__Task statement__:
From the listing below, return each line that includes "classes".
* * *
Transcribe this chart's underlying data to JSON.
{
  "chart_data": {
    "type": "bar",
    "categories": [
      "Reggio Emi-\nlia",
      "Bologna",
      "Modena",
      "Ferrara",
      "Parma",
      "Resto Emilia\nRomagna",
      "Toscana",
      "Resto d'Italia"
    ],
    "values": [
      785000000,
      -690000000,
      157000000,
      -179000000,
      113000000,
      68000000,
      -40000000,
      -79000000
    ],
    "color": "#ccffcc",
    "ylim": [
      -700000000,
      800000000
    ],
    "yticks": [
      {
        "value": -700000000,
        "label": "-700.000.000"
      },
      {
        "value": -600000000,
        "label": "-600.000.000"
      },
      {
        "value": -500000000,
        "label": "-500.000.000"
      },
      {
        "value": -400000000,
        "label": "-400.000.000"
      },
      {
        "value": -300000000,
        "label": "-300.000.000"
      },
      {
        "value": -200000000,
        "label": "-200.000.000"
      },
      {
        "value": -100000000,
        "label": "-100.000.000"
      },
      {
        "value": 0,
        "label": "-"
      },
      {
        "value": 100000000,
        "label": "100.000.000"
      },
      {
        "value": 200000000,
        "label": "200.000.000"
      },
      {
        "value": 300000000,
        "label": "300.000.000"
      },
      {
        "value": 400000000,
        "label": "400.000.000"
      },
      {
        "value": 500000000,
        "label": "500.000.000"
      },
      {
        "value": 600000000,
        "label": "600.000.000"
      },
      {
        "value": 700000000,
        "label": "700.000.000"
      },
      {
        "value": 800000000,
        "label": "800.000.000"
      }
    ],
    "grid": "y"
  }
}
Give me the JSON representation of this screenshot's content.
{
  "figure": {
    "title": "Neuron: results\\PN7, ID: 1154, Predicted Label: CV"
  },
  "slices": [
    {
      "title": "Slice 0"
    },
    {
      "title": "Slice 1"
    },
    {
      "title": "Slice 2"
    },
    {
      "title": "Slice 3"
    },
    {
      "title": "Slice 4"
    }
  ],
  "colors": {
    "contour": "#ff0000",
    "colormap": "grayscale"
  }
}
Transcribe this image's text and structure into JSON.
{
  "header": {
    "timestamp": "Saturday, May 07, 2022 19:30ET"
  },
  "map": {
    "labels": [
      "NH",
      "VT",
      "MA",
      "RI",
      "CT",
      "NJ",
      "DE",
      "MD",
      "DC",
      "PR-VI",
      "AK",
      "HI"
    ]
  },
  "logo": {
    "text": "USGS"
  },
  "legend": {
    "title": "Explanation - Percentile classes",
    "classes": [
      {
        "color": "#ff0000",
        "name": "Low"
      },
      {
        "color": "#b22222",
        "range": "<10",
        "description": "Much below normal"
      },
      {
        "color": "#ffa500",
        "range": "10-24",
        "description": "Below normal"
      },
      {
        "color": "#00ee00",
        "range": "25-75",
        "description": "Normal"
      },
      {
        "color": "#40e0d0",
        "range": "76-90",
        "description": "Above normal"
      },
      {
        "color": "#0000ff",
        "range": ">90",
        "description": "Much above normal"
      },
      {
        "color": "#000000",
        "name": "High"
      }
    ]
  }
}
* * *
__The result__:
    "title": "Explanation - Percentile classes",
    "classes": [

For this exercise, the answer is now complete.